Collected data ::

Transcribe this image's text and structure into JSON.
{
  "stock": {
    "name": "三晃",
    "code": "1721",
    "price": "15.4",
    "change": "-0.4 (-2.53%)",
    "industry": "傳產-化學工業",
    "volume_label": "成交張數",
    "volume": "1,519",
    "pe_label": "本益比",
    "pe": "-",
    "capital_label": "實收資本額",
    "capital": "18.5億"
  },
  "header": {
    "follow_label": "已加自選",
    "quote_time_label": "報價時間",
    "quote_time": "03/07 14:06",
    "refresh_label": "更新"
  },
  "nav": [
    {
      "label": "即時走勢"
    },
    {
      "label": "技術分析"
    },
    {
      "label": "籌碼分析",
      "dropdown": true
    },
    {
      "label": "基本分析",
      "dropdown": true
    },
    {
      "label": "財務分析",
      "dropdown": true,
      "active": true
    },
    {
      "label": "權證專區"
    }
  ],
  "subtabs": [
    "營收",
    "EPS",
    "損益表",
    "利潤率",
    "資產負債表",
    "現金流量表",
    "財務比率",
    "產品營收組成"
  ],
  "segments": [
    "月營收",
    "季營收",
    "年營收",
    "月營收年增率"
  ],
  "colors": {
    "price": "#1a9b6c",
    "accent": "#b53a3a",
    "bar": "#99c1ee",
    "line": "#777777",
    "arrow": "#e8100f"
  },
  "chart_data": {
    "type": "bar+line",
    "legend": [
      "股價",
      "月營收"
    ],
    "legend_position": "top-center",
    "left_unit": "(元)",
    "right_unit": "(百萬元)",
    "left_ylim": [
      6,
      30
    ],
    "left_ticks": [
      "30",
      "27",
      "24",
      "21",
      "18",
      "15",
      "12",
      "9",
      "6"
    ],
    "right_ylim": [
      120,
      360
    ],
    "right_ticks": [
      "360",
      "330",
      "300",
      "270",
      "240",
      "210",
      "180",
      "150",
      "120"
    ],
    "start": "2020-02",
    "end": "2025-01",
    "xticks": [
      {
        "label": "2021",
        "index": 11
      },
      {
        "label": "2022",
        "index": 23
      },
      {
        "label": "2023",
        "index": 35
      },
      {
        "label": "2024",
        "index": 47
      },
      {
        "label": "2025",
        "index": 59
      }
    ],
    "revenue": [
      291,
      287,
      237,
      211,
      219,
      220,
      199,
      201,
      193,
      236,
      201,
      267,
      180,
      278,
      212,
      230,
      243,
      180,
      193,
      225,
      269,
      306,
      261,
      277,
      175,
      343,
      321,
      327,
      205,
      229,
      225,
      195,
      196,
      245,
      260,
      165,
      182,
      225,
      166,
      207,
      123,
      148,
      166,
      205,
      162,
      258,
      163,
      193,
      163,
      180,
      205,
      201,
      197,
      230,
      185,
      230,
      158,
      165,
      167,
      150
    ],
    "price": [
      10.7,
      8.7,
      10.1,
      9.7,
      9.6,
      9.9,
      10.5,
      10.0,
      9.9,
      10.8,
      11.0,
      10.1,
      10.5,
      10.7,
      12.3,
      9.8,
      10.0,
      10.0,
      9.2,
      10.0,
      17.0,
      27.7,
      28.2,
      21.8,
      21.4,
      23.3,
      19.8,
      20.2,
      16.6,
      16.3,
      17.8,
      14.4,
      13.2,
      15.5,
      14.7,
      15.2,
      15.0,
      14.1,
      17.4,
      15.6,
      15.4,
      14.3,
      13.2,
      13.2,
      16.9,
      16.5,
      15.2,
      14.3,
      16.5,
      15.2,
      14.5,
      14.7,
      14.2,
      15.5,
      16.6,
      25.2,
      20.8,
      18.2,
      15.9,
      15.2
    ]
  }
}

Exercise task :: Reproduce each record exactly, leaving nothing out.

Solution to this problem ::
Transcribe this image's text and structure into JSON.
{
  "stock": {
    "name": "三晃",
    "code": "1721",
    "price": "15.4",
    "change": "-0.4 (-2.53%)",
    "industry": "傳產-化學工業",
    "volume_label": "成交張數",
    "volume": "1,519",
    "pe_label": "本益比",
    "pe": "-",
    "capital_label": "實收資本額",
    "capital": "18.5億"
  },
  "header": {
    "follow_label": "已加自選",
    "quote_time_label": "報價時間",
    "quote_time": "03/07 14:06",
    "refresh_label": "更新"
  },
  "nav": [
    {
      "label": "即時走勢"
    },
    {
      "label": "技術分析"
    },
    {
      "label": "籌碼分析",
      "dropdown": true
    },
    {
      "label": "基本分析",
      "dropdown": true
    },
    {
      "label": "財務分析",
      "dropdown": true,
      "active": true
    },
    {
      "label": "權證專區"
    }
  ],
  "subtabs": [
    "營收",
    "EPS",
    "損益表",
    "利潤率",
    "資產負債表",
    "現金流量表",
    "財務比率",
    "產品營收組成"
  ],
  "segments": [
    "月營收",
    "季營收",
    "年營收",
    "月營收年增率"
  ],
  "colors": {
    "price": "#1a9b6c",
    "accent": "#b53a3a",
    "bar": "#99c1ee",
    "line": "#777777",
    "arrow": "#e8100f"
  },
  "chart_data": {
    "type": "bar+line",
    "legend": [
      "股價",
      "月營收"
    ],
    "legend_position": "top-center",
    "left_unit": "(元)",
    "right_unit": "(百萬元)",
    "left_ylim": [
      6,
      30
    ],
    "left_ticks": [
      "30",
      "27",
      "24",
      "21",
      "18",
      "15",
      "12",
      "9",
      "6"
    ],
    "right_ylim": [
      120,
      360
    ],
    "right_ticks": [
      "360",
      "330",
      "300",
      "270",
      "240",
      "210",
      "180",
      "150",
      "120"
    ],
    "start": "2020-02",
    "end": "2025-01",
    "xticks": [
      {
        "label": "2021",
        "index": 11
      },
      {
        "label": "2022",
        "index": 23
      },
      {
        "label": "2023",
        "index": 35
      },
      {
        "label": "2024",
        "index": 47
      },
      {
        "label": "2025",
        "index": 59
      }
    ],
    "revenue": [
      291,
      287,
      237,
      211,
      219,
      220,
      199,
      201,
      193,
      236,
      201,
      267,
      180,
      278,
      212,
      230,
      243,
      180,
      193,
      225,
      269,
      306,
      261,
      277,
      175,
      343,
      321,
      327,
      205,
      229,
      225,
      195,
      196,
      245,
      260,
      165,
      182,
      225,
      166,
      207,
      123,
      148,
      166,
      205,
      162,
      258,
      163,
      193,
      163,
      180,
      205,
      201,
      197,
      230,
      185,
      230,
      158,
      165,
      167,
      150
    ],
    "price": [
      10.7,
      8.7,
      10.1,
      9.7,
      9.6,
      9.9,
      10.5,
      10.0,
      9.9,
      10.8,
      11.0,
      10.1,
      10.5,
      10.7,
      12.3,
      9.8,
      10.0,
      10.0,
      9.2,
      10.0,
      17.0,
      27.7,
      28.2,
      21.8,
      21.4,
      23.3,
      19.8,
      20.2,
      16.6,
      16.3,
      17.8,
      14.4,
      13.2,
      15.5,
      14.7,
      15.2,
      15.0,
      14.1,
      17.4,
      15.6,
      15.4,
      14.3,
      13.2,
      13.2,
      16.9,
      16.5,
      15.2,
      14.3,
      16.5,
      15.2,
      14.5,
      14.7,
      14.2,
      15.5,
      16.6,
      25.2,
      20.8,
      18.2,
      15.9,
      15.2
    ]
  }
}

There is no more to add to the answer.